─── Data for this exercise

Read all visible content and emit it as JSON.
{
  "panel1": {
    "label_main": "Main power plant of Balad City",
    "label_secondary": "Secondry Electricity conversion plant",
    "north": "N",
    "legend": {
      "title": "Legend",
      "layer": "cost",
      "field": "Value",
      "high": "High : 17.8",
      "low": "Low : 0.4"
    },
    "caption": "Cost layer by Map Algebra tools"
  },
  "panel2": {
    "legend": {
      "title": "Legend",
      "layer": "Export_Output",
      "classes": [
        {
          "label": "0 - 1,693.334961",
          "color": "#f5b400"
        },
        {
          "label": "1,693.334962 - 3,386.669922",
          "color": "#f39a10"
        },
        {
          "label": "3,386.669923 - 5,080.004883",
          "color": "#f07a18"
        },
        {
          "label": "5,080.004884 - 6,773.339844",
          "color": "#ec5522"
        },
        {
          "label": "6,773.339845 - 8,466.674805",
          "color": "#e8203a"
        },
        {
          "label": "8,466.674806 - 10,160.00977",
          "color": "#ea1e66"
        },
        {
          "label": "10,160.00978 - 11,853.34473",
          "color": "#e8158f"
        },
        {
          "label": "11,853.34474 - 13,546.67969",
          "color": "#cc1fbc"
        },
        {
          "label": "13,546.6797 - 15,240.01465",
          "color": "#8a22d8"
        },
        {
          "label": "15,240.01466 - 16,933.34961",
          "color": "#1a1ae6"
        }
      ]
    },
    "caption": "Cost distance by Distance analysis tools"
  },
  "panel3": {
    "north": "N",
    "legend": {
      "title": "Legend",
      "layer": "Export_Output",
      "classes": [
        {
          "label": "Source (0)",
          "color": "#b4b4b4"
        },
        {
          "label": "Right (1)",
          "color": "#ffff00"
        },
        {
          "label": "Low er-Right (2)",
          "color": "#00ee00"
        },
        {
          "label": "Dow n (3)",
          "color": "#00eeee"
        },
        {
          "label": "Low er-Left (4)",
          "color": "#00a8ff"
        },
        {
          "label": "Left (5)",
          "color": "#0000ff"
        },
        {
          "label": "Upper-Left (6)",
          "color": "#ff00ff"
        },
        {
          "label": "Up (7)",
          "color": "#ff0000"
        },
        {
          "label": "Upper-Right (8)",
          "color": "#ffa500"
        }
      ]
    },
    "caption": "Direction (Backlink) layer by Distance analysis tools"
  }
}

──────

* Brief
Return all of the data exactly as it reads.

* Correct answer
Read all visible content and emit it as JSON.
{
  "panel1": {
    "label_main": "Main power plant of Balad City",
    "label_secondary": "Secondry Electricity conversion plant",
    "north": "N",
    "legend": {
      "title": "Legend",
      "layer": "cost",
      "field": "Value",
      "high": "High : 17.8",
      "low": "Low : 0.4"
    },
    "caption": "Cost layer by Map Algebra tools"
  },
  "panel2": {
    "legend": {
      "title": "Legend",
      "layer": "Export_Output",
      "classes": [
        {
          "label": "0 - 1,693.334961",
          "color": "#f5b400"
        },
        {
          "label": "1,693.334962 - 3,386.669922",
          "color": "#f39a10"
        },
        {
          "label": "3,386.669923 - 5,080.004883",
          "color": "#f07a18"
        },
        {
          "label": "5,080.004884 - 6,773.339844",
          "color": "#ec5522"
        },
        {
          "label": "6,773.339845 - 8,466.674805",
          "color": "#e8203a"
        },
        {
          "label": "8,466.674806 - 10,160.00977",
          "color": "#ea1e66"
        },
        {
          "label": "10,160.00978 - 11,853.34473",
          "color": "#e8158f"
        },
        {
          "label": "11,853.34474 - 13,546.67969",
          "color": "#cc1fbc"
        },
        {
          "label": "13,546.6797 - 15,240.01465",
          "color": "#8a22d8"
        },
        {
          "label": "15,240.01466 - 16,933.34961",
          "color": "#1a1ae6"
        }
      ]
    },
    "caption": "Cost distance by Distance analysis tools"
  },
  "panel3": {
    "north": "N",
    "legend": {
      "title": "Legend",
      "layer": "Export_Output",
      "classes": [
        {
          "label": "Source (0)",
          "color": "#b4b4b4"
        },
        {
          "label": "Right (1)",
          "color": "#ffff00"
        },
        {
          "label": "Low er-Right (2)",
          "color": "#00ee00"
        },
        {
          "label": "Dow n (3)",
          "color": "#00eeee"
        },
        {
          "label": "Low er-Left (4)",
          "color": "#00a8ff"
        },
        {
          "label": "Left (5)",
          "color": "#0000ff"
        },
        {
          "label": "Upper-Left (6)",
          "color": "#ff00ff"
        },
        {
          "label": "Up (7)",
          "color": "#ff0000"
        },
        {
          "label": "Upper-Right (8)",
          "color": "#ffa500"
        }
      ]
    },
    "caption": "Direction (Backlink) layer by Distance analysis tools"
  }
}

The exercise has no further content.